● **STATED PROBLEM**
Search the material for "структура" and show all lines that contain it.

--- Begin PROVIDED ENTRIES ---

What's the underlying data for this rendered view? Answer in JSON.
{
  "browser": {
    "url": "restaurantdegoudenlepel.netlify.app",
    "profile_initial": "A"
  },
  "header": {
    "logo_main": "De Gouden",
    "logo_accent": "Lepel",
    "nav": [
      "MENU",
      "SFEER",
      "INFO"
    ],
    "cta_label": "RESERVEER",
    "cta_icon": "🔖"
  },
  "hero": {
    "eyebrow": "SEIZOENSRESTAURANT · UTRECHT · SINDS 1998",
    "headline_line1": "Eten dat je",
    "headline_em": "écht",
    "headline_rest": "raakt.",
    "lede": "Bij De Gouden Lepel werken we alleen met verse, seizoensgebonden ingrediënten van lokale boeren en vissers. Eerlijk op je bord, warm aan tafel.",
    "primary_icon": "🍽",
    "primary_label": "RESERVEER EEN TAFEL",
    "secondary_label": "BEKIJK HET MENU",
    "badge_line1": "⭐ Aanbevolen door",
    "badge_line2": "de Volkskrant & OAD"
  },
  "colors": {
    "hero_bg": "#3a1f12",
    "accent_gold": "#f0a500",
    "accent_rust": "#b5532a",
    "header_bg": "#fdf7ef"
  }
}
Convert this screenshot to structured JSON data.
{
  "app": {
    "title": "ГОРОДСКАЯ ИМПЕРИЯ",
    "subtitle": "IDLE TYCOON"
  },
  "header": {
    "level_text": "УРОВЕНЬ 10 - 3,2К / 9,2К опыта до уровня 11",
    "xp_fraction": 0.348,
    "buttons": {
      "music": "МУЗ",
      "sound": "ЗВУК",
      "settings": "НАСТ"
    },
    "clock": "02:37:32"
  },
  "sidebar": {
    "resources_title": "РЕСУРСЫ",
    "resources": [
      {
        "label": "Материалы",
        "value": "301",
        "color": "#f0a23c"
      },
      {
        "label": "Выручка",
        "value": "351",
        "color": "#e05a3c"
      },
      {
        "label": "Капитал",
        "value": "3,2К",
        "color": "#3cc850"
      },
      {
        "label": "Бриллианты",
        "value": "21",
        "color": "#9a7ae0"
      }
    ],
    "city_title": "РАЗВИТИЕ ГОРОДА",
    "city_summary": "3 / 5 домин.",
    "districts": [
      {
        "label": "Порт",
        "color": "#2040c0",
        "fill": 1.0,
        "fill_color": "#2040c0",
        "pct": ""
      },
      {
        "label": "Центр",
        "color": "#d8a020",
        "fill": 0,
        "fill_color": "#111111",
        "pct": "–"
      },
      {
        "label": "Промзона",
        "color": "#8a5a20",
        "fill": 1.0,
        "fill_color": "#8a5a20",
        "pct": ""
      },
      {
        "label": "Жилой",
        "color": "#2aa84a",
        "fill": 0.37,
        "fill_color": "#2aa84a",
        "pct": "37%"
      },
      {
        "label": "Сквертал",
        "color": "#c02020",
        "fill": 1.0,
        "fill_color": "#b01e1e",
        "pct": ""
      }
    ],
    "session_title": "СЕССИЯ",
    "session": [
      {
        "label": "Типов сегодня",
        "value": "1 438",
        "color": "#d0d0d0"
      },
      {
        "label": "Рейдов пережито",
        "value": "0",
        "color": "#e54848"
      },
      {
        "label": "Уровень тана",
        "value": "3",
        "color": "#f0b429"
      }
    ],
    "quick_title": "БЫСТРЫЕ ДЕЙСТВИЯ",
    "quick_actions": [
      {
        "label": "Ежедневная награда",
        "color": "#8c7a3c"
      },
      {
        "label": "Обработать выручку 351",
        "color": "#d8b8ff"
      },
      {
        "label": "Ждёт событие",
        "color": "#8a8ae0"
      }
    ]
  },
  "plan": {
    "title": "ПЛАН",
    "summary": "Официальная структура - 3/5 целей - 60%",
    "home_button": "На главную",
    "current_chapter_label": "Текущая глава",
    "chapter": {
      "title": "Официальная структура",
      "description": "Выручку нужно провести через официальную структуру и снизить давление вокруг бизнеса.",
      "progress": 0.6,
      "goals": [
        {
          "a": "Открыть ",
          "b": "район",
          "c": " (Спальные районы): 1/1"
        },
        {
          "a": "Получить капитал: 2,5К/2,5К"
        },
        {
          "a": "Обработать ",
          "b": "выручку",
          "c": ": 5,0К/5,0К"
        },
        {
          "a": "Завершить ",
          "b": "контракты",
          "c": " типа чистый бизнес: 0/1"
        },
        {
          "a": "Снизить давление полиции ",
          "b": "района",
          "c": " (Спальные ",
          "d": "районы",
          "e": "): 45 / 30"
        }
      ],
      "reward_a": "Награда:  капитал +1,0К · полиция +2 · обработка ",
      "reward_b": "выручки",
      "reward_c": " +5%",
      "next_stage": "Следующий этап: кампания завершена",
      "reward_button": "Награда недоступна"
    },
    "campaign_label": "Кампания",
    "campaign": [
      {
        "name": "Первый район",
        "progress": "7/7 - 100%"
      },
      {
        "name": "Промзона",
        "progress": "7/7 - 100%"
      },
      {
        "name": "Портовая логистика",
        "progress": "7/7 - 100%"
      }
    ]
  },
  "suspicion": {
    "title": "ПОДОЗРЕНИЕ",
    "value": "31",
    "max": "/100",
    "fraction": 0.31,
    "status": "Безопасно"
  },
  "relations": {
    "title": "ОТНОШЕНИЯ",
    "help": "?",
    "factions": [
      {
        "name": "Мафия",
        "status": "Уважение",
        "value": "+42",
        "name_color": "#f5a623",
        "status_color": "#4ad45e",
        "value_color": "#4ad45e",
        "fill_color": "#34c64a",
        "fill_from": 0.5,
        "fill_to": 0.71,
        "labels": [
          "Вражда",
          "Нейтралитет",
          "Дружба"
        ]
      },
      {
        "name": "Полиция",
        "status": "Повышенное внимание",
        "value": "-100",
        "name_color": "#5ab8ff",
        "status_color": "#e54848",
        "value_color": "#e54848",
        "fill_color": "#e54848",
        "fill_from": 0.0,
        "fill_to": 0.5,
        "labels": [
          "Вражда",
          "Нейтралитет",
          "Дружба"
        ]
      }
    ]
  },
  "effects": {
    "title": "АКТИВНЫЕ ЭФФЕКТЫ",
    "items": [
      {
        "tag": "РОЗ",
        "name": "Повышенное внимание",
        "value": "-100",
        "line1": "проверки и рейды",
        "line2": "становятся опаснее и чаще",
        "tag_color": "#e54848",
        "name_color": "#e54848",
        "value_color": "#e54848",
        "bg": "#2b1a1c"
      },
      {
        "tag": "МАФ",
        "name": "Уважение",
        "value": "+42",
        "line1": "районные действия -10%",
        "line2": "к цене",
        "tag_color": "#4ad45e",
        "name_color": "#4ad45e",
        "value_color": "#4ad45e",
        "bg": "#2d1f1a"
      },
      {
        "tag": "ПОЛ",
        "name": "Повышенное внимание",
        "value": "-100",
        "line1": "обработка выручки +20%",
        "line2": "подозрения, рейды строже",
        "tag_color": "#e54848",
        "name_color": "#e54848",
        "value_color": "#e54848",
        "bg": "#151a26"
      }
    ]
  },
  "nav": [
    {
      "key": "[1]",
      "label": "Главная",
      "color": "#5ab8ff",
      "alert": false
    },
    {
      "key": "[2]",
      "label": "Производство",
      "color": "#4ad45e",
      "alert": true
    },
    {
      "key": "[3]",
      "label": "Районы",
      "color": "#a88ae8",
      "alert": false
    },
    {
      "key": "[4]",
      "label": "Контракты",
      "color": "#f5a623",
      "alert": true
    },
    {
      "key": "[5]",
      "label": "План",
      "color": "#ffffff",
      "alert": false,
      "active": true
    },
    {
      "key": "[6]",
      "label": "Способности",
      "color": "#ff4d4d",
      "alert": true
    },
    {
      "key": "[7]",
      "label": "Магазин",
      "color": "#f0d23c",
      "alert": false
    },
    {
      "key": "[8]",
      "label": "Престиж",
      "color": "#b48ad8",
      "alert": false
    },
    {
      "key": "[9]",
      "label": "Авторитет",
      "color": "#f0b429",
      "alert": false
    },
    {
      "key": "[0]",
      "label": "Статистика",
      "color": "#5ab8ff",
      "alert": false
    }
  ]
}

--- End PROVIDED ENTRIES ---

● **OUTPUT OF THE TASK**
    "summary": "Официальная структура - 3/5 целей - 60%",
      "title": "Официальная структура",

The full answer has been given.